Stored rows -
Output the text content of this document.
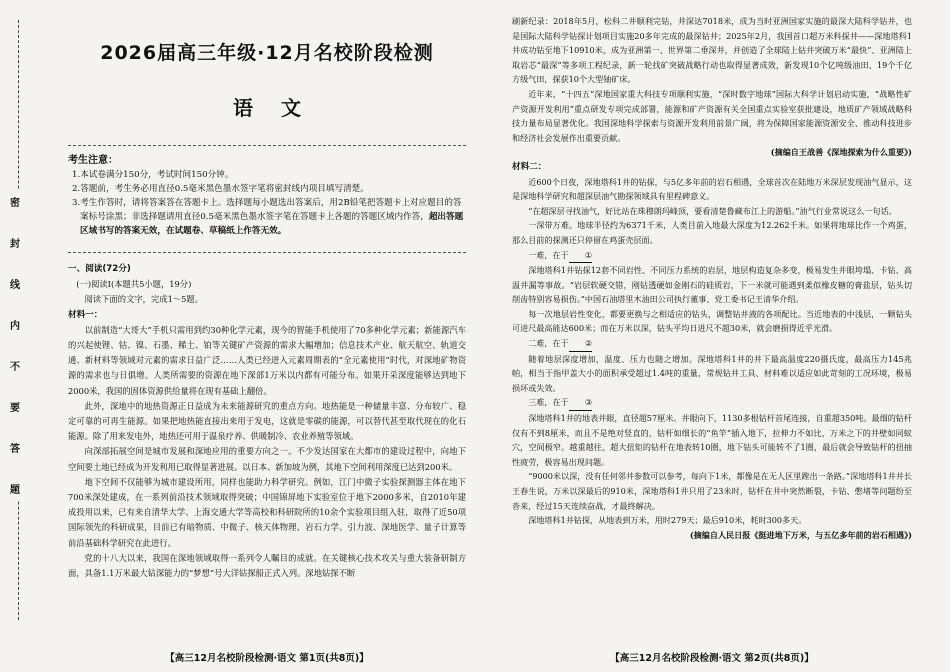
密
封
线
内
不
要
答
题
2026届高三年级·12月名校阶段检测
语文
考生注意：

1.本试卷满分150分，考试时间150分钟。

2.答题前，考生务必用直径0.5毫米黑色墨水签字笔将密封线内项目填写清楚。

3.考生作答时，请将答案答在答题卡上。选择题每小题选出答案后，用2B铅笔把答题卡上对应题目的答案标号涂黑；非选择题请用直径0.5毫米黑色墨水签字笔在答题卡上各题的答题区域内作答，超出答题区域书写的答案无效，在试题卷、草稿纸上作答无效。

一、阅读(72分)

(一)阅读Ⅰ(本题共5小题，19分)

阅读下面的文字，完成1～5题。

材料一：

以前制造“大哥大”手机只需用到约30种化学元素，现今的智能手机使用了70多种化学元素；新能源汽车的兴起使锂、钴、镍、石墨、稀土、铂等关键矿产资源的需求大幅增加；信息技术产业、航天航空、轨道交通、新材料等领域对元素的需求日益广泛……人类已经进入元素周期表的“全元素使用”时代，对深地矿物资源的需求也与日俱增。人类所需要的资源在地下深部1万米以内都有可能分布。如果开采深度能够达到地下2000米，我国的固体资源供给量将在现有基础上翻倍。

此外，深地中的地热资源正日益成为未来能源研究的重点方向。地热能是一种储量丰富、分布较广、稳定可靠的可再生能源。如果把地热能直接出来用于发电，这就是零碳的能源，可以替代甚至取代现在的化石能源。除了用来发电外，地热还可用于温泉疗养、供暖制冷、农业养殖等领域。

向深部拓展空间是城市发展和深地应用的重要方向之一。不少发达国家在大都市的建设过程中，向地下空间要土地已经成为开发利用已取得显著进展。以日本、新加坡为例，其地下空间利用深度已达到200米。

地下空间不仅能够为城市建设所用，同样也能助力科学研究。例如，江门中微子实验探测器主体在地下700米深处建成，在一系列前沿技术领域取得突破；中国锦屏地下实验室位于地下2000多米，自2010年建成投用以来，已有来自清华大学、上海交通大学等高校和科研院所的10余个实验项目组入驻，取得了近50项国际领先的科研成果，目前已有暗物质、中微子、核天体物理、岩石力学、引力波、深地医学、量子计算等前沿基础科学研究在此进行。

党的十八大以来，我国在深地领域取得一系列令人瞩目的成就。在关键核心技术攻关与重大装备研制方面，具备1.1万米最大钻深能力的“梦想”号大洋钻探船正式入列。深地钻探不断

【高三12月名校阶段检测·语文 第1页(共8页)】

刷新纪录：2018年5月，松科二井顺利完钻，井深达7018米，成为当时亚洲国家实施的最深大陆科学钻井，也是国际大陆科学钻探计划项目实施20多年完成的最深钻井；2025年2月，我国首口超万米科探井——深地塔科1井成功钻至地下10910米，成为亚洲第一、世界第二垂深井，并创造了全球陆上钻井突破万米“最快”、亚洲陆上取岩芯“最深”等多项工程纪录，新一轮找矿突破战略行动也取得显著成效，新发现10个亿吨级油田、19个千亿方级气田，探获10个大型铀矿床。

近年来，“十四五”深地国家重大科技专项顺利实施，“深时数字地球”国际大科学计划启动实施，“战略性矿产资源开发利用”重点研发专项完成部署，能源和矿产资源有关全国重点实验室获批建设，地质矿产领域战略科技力量布局显著优化。我国深地科学探索与资源开发利用前景广阔，将为保障国家能源资源安全、推动科技进步和经济社会发展作出重要贡献。

(摘编自王战善《深地探索为什么重要》)

材料二：

近600个日夜，深地塔科1井的钻探，与5亿多年前的岩石相遇，全球首次在陆地万米深层发现油气显示，这是深地科学研究和超深层油气勘探领域具有里程碑意义。

“在超深层寻找油气，好比站在珠穆朗玛峰顶，要看清楚鲁藏布江上的游船。”油气行业常说这么一句话。

一深带万难。地球半径约为6371千米，人类目前入地最大深度为12.262千米。如果将地球比作一个鸡蛋，那么目前的探测还只停留在鸡蛋壳层面。

一难，在于 ①

深地塔科1井钻探12套不同岩性、不同压力系统的岩层，地层构造复杂多变，极易发生井眼垮塌、卡钻、高温井漏等事故。“岩层软硬交错，刚钻透硬如金刚石的硅质岩，下一米就可能遇到柔似橡皮糖的膏盐层，钻头切削齿特别容易损伤。”中国石油塔里木油田公司执行董事、党工委书记王清华介绍。

每一次地层岩性变化，都要更换与之相适应的钻头，调整钻井液的各项配比。当近地表的中浅层，一颗钻头可进尺最高能达600米；而在万米以深，钻头平均日进尺不超30米，就会磨损得近乎光滑。

二难，在于 ②

随着地层深度增加，温度、压力也随之增加。深地塔科1井的井下最高温度220摄氏度，最高压力145兆帕，相当于指甲盖大小的面积承受超过1.4吨的重量，常规钻井工具、材料难以适应如此苛刻的工况环境，极易损坏或失效。

三难，在于 ③

深地塔科1井的地表井眼，直径超57厘米。井眼向下，1130多根钻杆首尾连接，自重超350吨。最细的钻杆仅有不到8厘米，而且不是绝对竖直的，钻杆如细长的“鱼竿”插入地下，拉伸力不如比，万米之下的井壁如同蚁穴，空间极窄。越重越往、超大扭矩的钻杆在地表转10圈，地下钻头可能转不了1圈，最后就会导致钻杆的扭抽性疲劳，极容易出现问题。

“9000米以深，没有任何邻井参数可以参考，每向下1米，都像是在无人区里蹚出一条路。”深地塔科1井井长王春生说，万米以深最后的910米，深地塔科1井只用了23米时，钻杆在井中突然断裂，卡钻、憋堵等问题纷至沓来，经过15天连续奋战，才最终解决。

深地塔科1井钻探，从地表到万米，用时279天；最后910米，耗时300多天。

(摘编自人民日报《挺进地下万米，与五亿多年前的岩石相遇》)

【高三12月名校阶段检测·语文 第2页(共8页)】
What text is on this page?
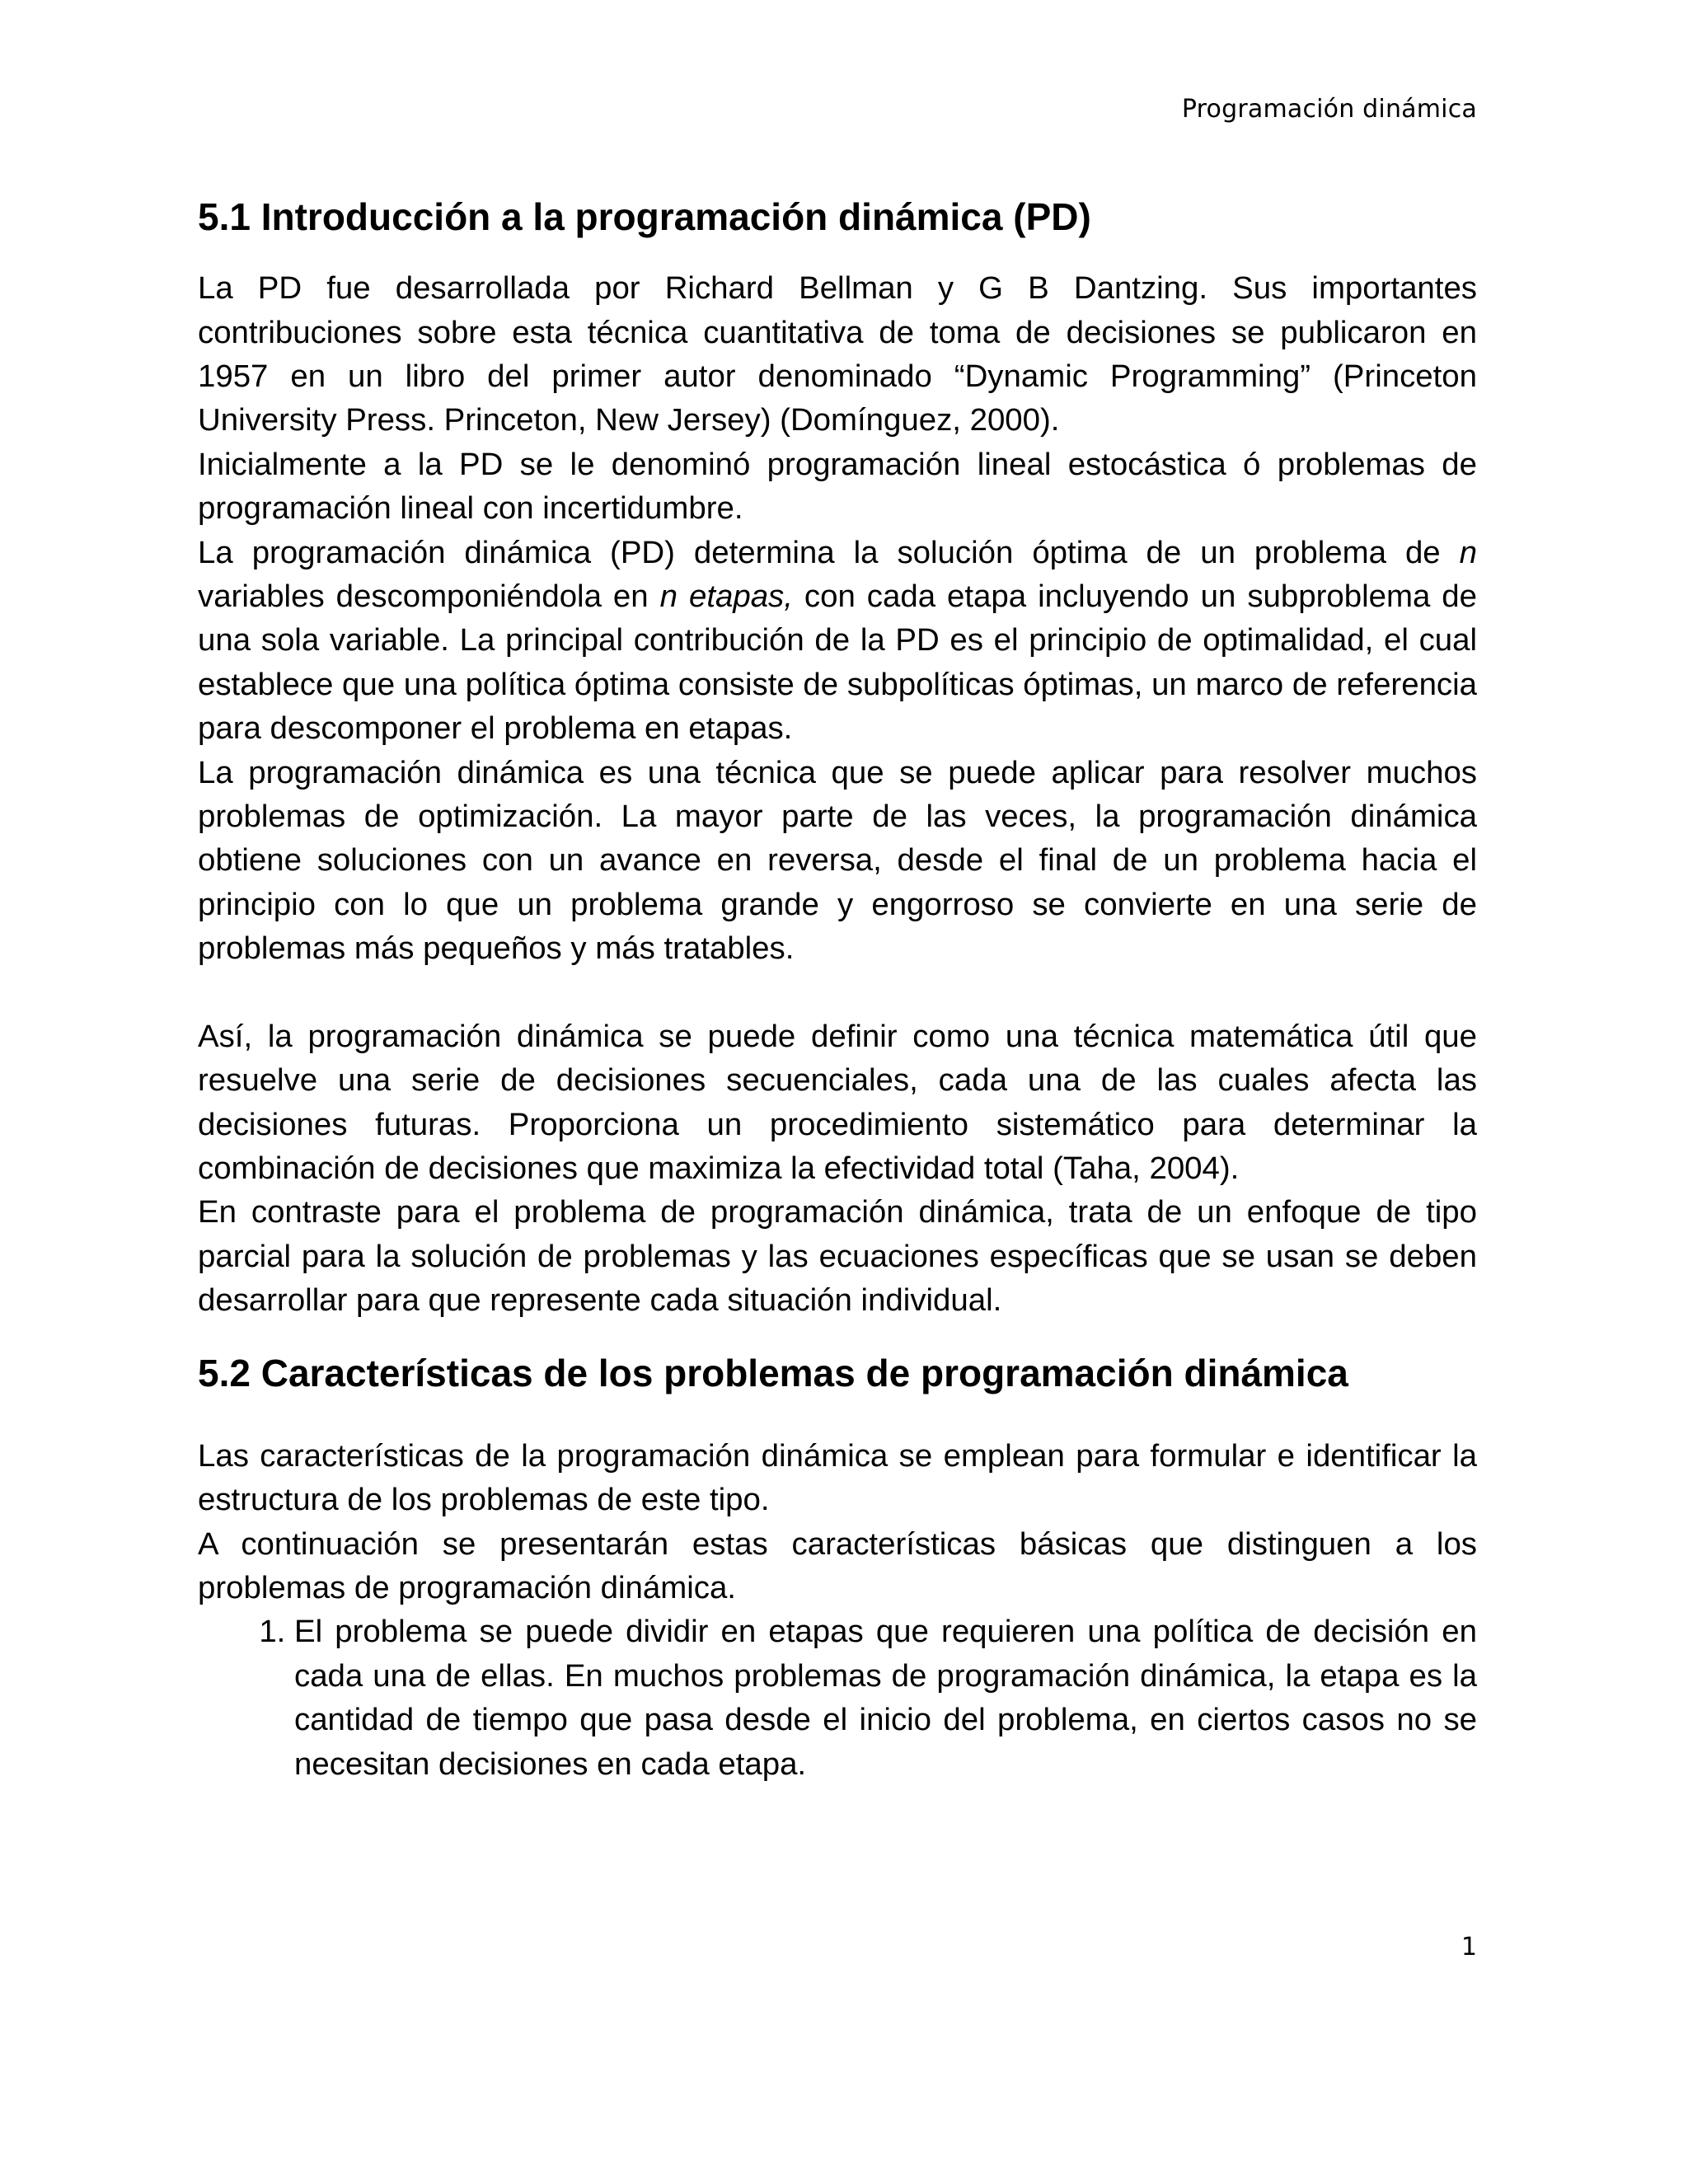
Programación dinámica
5.1 Introducción a la programación dinámica (PD)

La PD fue desarrollada por Richard Bellman y G B Dantzing. Sus importantes contribuciones sobre esta técnica cuantitativa de toma de decisiones se publicaron en 1957 en un libro del primer autor denominado “Dynamic Programming” (Princeton University Press. Princeton, New Jersey) (Domínguez, 2000).

Inicialmente a la PD se le denominó programación lineal estocástica ó problemas de programación lineal con incertidumbre.

La programación dinámica (PD) determina la solución óptima de un problema de n variables descomponiéndola en n etapas, con cada etapa incluyendo un subproblema de una sola variable. La principal contribución de la PD es el principio de optimalidad, el cual establece que una política óptima consiste de subpolíticas óptimas, un marco de referencia para descomponer el problema en etapas.

La programación dinámica es una técnica que se puede aplicar para resolver muchos problemas de optimización. La mayor parte de las veces, la programación dinámica obtiene soluciones con un avance en reversa, desde el final de un problema hacia el principio con lo que un problema grande y engorroso se convierte en una serie de problemas más pequeños y más tratables.

Así, la programación dinámica se puede definir como una técnica matemática útil que resuelve una serie de decisiones secuenciales, cada una de las cuales afecta las decisiones futuras. Proporciona un procedimiento sistemático para determinar la combinación de decisiones que maximiza la efectividad total (Taha, 2004).

En contraste para el problema de programación dinámica, trata de un enfoque de tipo parcial para la solución de problemas y las ecuaciones específicas que se usan se deben desarrollar para que represente cada situación individual.

5.2 Características de los problemas de programación dinámica

Las características de la programación dinámica se emplean para formular e identificar la estructura de los problemas de este tipo.

A continuación se presentarán estas características básicas que distinguen a los problemas de programación dinámica.

1. El problema se puede dividir en etapas que requieren una política de decisión en cada una de ellas. En muchos problemas de programación dinámica, la etapa es la cantidad de tiempo que pasa desde el inicio del problema, en ciertos casos no se necesitan decisiones en cada etapa.
1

Task -
Check each line of the listing above for the string "text", then report only how many lines have it.

The completed task -
2